■ **ITEMS**:
====
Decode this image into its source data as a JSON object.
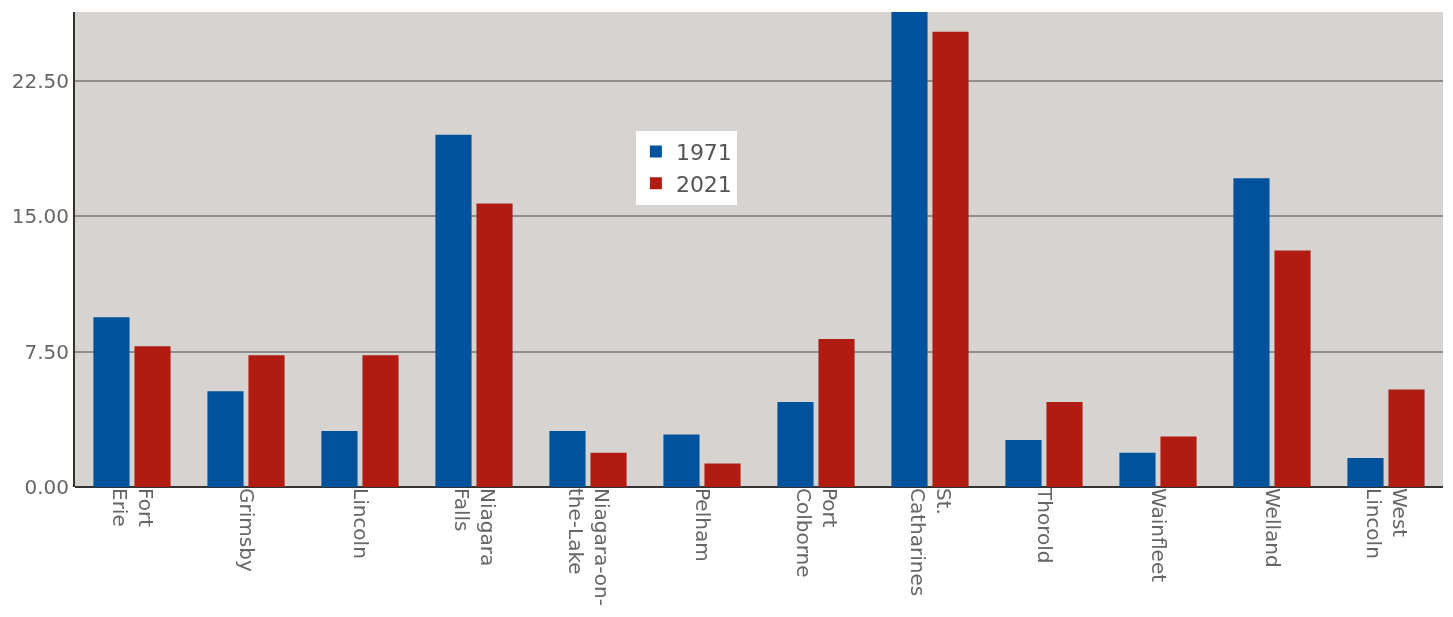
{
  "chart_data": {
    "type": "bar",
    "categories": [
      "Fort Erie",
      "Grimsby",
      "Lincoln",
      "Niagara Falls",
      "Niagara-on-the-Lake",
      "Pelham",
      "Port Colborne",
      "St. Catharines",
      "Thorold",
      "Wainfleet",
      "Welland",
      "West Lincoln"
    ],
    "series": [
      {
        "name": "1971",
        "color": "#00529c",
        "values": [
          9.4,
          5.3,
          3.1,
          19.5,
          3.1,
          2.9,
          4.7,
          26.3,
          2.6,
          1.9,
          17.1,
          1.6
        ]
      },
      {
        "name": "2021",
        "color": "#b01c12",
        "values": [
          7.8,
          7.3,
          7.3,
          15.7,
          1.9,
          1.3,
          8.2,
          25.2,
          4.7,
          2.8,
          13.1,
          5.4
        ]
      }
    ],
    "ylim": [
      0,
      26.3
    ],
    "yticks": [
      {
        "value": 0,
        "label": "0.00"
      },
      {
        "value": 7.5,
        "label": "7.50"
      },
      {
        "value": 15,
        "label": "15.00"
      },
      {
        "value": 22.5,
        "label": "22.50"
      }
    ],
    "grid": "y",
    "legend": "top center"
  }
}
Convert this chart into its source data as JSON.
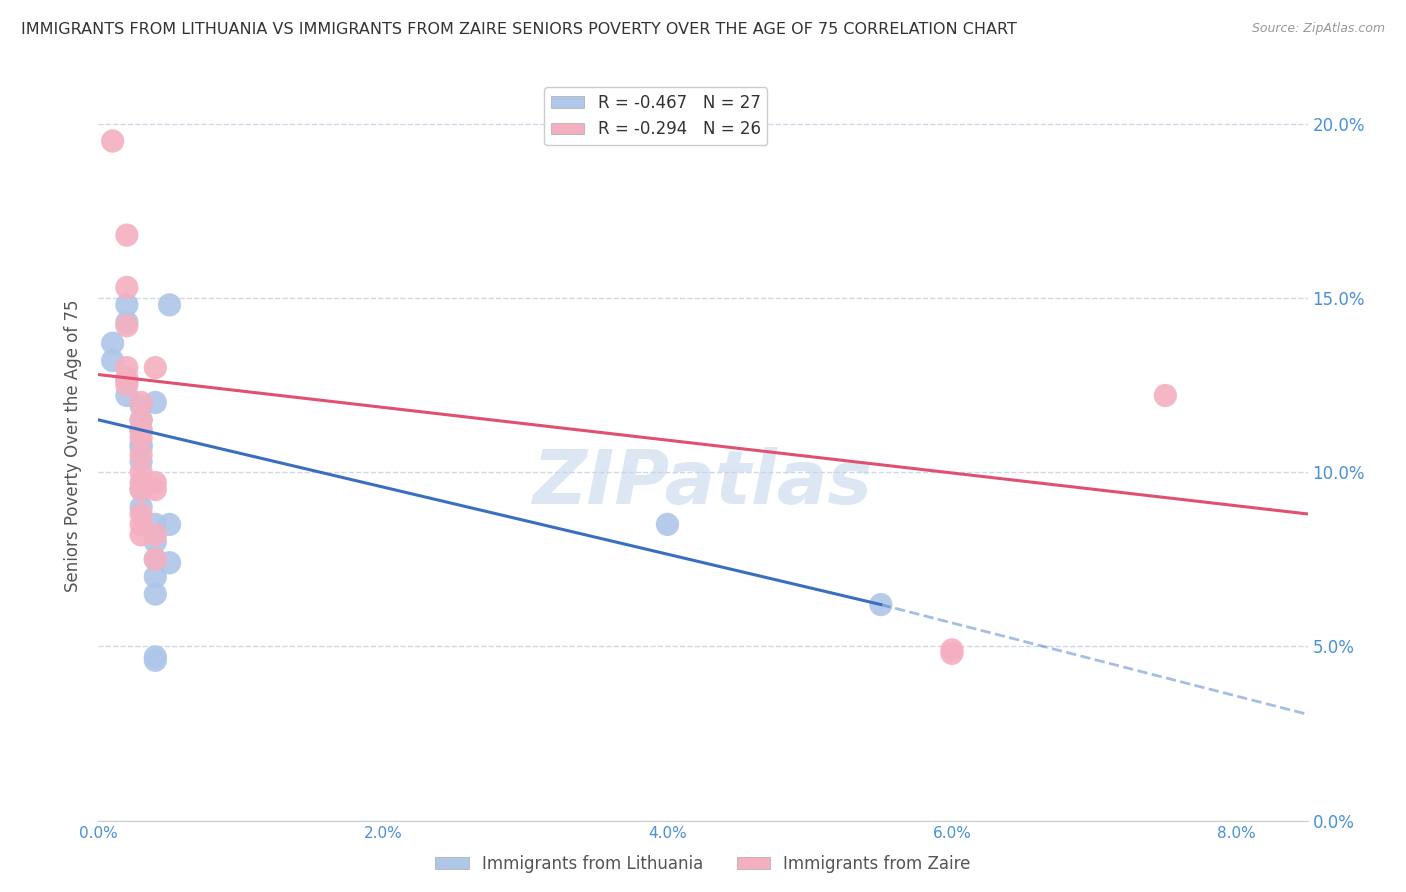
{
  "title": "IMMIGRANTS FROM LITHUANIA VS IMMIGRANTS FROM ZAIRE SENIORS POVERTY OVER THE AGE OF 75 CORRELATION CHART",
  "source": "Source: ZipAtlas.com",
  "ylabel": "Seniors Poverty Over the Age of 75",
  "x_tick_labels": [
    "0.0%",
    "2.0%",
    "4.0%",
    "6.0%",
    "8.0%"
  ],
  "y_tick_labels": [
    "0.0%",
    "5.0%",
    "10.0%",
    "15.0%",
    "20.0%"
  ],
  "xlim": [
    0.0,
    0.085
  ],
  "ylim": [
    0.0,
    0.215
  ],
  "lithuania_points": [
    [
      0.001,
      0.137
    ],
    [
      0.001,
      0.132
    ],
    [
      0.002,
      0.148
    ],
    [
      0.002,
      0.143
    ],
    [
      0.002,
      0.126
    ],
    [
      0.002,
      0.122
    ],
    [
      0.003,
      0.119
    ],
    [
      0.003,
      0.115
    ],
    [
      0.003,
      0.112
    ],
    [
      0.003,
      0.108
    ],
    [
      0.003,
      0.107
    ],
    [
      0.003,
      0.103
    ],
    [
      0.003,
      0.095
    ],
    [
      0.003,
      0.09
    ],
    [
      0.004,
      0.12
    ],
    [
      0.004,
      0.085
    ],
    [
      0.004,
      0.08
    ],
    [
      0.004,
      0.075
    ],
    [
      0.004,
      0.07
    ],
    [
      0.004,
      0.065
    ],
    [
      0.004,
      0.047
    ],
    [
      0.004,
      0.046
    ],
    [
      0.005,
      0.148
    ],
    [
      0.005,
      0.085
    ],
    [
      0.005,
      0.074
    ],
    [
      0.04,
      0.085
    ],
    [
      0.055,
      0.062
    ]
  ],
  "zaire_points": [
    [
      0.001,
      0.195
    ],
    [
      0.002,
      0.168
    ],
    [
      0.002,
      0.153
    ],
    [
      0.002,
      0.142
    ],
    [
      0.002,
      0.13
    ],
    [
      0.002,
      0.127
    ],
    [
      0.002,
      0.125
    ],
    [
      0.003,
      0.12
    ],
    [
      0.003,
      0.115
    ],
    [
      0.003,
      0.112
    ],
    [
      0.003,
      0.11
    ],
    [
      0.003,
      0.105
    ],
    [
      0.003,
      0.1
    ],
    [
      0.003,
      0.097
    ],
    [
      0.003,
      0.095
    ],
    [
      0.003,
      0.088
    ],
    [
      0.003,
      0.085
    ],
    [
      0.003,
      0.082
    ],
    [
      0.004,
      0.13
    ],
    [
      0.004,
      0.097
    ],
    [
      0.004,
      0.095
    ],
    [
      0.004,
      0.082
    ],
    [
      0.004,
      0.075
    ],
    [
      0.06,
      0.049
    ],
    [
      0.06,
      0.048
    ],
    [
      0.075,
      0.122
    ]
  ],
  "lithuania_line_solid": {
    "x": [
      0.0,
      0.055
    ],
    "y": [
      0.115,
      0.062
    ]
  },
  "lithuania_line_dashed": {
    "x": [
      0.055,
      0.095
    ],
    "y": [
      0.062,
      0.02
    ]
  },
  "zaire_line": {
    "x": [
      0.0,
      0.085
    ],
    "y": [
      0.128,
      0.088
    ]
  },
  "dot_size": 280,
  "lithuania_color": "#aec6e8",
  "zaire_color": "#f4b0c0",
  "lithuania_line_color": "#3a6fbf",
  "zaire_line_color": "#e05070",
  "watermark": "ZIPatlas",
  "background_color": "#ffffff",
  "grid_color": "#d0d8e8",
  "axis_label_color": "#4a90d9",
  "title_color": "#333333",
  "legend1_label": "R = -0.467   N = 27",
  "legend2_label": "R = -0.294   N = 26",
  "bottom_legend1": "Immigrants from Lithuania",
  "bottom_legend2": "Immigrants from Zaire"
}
====
Identify lines with the string "this". Copy each one.

Decode this image into its source data as a JSON object.
Convert this chart into its source data as JSON.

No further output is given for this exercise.